◆ **Exercise goal**:
Print the records again, character for character.

--- Begin Exercise inputs ---

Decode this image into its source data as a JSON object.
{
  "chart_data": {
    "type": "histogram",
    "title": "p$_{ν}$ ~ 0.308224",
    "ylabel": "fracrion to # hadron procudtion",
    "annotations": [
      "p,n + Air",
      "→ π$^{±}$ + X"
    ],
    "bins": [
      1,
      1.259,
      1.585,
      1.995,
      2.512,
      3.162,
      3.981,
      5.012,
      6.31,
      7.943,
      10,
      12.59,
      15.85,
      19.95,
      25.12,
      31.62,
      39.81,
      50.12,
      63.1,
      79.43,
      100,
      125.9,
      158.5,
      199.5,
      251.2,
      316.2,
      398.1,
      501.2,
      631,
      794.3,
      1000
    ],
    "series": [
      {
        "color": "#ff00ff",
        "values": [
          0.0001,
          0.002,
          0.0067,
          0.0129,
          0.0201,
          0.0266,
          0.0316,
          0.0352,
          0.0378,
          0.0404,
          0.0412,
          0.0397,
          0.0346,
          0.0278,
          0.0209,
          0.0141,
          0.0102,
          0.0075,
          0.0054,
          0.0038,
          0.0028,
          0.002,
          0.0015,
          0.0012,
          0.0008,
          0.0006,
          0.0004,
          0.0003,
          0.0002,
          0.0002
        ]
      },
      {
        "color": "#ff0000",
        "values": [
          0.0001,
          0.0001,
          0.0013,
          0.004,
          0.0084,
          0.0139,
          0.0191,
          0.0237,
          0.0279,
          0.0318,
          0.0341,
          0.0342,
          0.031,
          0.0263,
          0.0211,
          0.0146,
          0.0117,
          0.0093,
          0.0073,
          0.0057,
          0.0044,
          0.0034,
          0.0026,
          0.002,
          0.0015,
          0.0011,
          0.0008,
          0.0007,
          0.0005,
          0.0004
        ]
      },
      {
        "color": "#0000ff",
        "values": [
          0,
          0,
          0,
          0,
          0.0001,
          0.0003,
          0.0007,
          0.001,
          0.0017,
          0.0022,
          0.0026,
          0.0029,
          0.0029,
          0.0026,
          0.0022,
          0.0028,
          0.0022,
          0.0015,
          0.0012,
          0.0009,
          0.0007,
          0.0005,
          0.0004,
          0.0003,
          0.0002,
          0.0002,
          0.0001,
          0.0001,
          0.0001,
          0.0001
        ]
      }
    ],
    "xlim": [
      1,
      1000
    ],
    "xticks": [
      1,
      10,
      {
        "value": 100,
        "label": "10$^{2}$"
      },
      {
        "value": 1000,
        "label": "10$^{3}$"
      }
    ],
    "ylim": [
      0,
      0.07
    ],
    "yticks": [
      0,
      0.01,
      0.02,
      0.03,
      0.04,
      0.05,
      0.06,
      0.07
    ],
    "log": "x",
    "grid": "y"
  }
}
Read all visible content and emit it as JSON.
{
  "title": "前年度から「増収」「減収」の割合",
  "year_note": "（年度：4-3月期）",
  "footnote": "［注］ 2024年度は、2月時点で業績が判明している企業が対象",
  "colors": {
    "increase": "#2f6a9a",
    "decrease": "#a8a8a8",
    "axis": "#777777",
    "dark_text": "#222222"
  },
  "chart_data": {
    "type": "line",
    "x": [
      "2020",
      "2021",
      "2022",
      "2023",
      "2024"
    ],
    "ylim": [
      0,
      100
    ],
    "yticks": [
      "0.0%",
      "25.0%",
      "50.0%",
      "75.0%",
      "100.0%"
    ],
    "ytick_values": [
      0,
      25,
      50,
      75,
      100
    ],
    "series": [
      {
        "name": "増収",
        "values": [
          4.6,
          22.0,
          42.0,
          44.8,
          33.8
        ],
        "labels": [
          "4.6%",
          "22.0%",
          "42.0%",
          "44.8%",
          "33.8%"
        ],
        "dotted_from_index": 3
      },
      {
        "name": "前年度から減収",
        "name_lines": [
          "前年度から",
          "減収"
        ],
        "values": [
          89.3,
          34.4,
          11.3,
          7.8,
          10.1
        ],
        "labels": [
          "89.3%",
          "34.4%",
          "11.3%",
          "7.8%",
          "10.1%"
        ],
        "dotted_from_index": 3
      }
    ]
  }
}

--- End Exercise inputs ---

◆ **Finished exercise**:
Decode this image into its source data as a JSON object.
{
  "chart_data": {
    "type": "histogram",
    "title": "p$_{ν}$ ~ 0.308224",
    "ylabel": "fracrion to # hadron procudtion",
    "annotations": [
      "p,n + Air",
      "→ π$^{±}$ + X"
    ],
    "bins": [
      1,
      1.259,
      1.585,
      1.995,
      2.512,
      3.162,
      3.981,
      5.012,
      6.31,
      7.943,
      10,
      12.59,
      15.85,
      19.95,
      25.12,
      31.62,
      39.81,
      50.12,
      63.1,
      79.43,
      100,
      125.9,
      158.5,
      199.5,
      251.2,
      316.2,
      398.1,
      501.2,
      631,
      794.3,
      1000
    ],
    "series": [
      {
        "color": "#ff00ff",
        "values": [
          0.0001,
          0.002,
          0.0067,
          0.0129,
          0.0201,
          0.0266,
          0.0316,
          0.0352,
          0.0378,
          0.0404,
          0.0412,
          0.0397,
          0.0346,
          0.0278,
          0.0209,
          0.0141,
          0.0102,
          0.0075,
          0.0054,
          0.0038,
          0.0028,
          0.002,
          0.0015,
          0.0012,
          0.0008,
          0.0006,
          0.0004,
          0.0003,
          0.0002,
          0.0002
        ]
      },
      {
        "color": "#ff0000",
        "values": [
          0.0001,
          0.0001,
          0.0013,
          0.004,
          0.0084,
          0.0139,
          0.0191,
          0.0237,
          0.0279,
          0.0318,
          0.0341,
          0.0342,
          0.031,
          0.0263,
          0.0211,
          0.0146,
          0.0117,
          0.0093,
          0.0073,
          0.0057,
          0.0044,
          0.0034,
          0.0026,
          0.002,
          0.0015,
          0.0011,
          0.0008,
          0.0007,
          0.0005,
          0.0004
        ]
      },
      {
        "color": "#0000ff",
        "values": [
          0,
          0,
          0,
          0,
          0.0001,
          0.0003,
          0.0007,
          0.001,
          0.0017,
          0.0022,
          0.0026,
          0.0029,
          0.0029,
          0.0026,
          0.0022,
          0.0028,
          0.0022,
          0.0015,
          0.0012,
          0.0009,
          0.0007,
          0.0005,
          0.0004,
          0.0003,
          0.0002,
          0.0002,
          0.0001,
          0.0001,
          0.0001,
          0.0001
        ]
      }
    ],
    "xlim": [
      1,
      1000
    ],
    "xticks": [
      1,
      10,
      {
        "value": 100,
        "label": "10$^{2}$"
      },
      {
        "value": 1000,
        "label": "10$^{3}$"
      }
    ],
    "ylim": [
      0,
      0.07
    ],
    "yticks": [
      0,
      0.01,
      0.02,
      0.03,
      0.04,
      0.05,
      0.06,
      0.07
    ],
    "log": "x",
    "grid": "y"
  }
}
Read all visible content and emit it as JSON.
{
  "title": "前年度から「増収」「減収」の割合",
  "year_note": "（年度：4-3月期）",
  "footnote": "［注］ 2024年度は、2月時点で業績が判明している企業が対象",
  "colors": {
    "increase": "#2f6a9a",
    "decrease": "#a8a8a8",
    "axis": "#777777",
    "dark_text": "#222222"
  },
  "chart_data": {
    "type": "line",
    "x": [
      "2020",
      "2021",
      "2022",
      "2023",
      "2024"
    ],
    "ylim": [
      0,
      100
    ],
    "yticks": [
      "0.0%",
      "25.0%",
      "50.0%",
      "75.0%",
      "100.0%"
    ],
    "ytick_values": [
      0,
      25,
      50,
      75,
      100
    ],
    "series": [
      {
        "name": "増収",
        "values": [
          4.6,
          22.0,
          42.0,
          44.8,
          33.8
        ],
        "labels": [
          "4.6%",
          "22.0%",
          "42.0%",
          "44.8%",
          "33.8%"
        ],
        "dotted_from_index": 3
      },
      {
        "name": "前年度から減収",
        "name_lines": [
          "前年度から",
          "減収"
        ],
        "values": [
          89.3,
          34.4,
          11.3,
          7.8,
          10.1
        ],
        "labels": [
          "89.3%",
          "34.4%",
          "11.3%",
          "7.8%",
          "10.1%"
        ],
        "dotted_from_index": 3
      }
    ]
  }
}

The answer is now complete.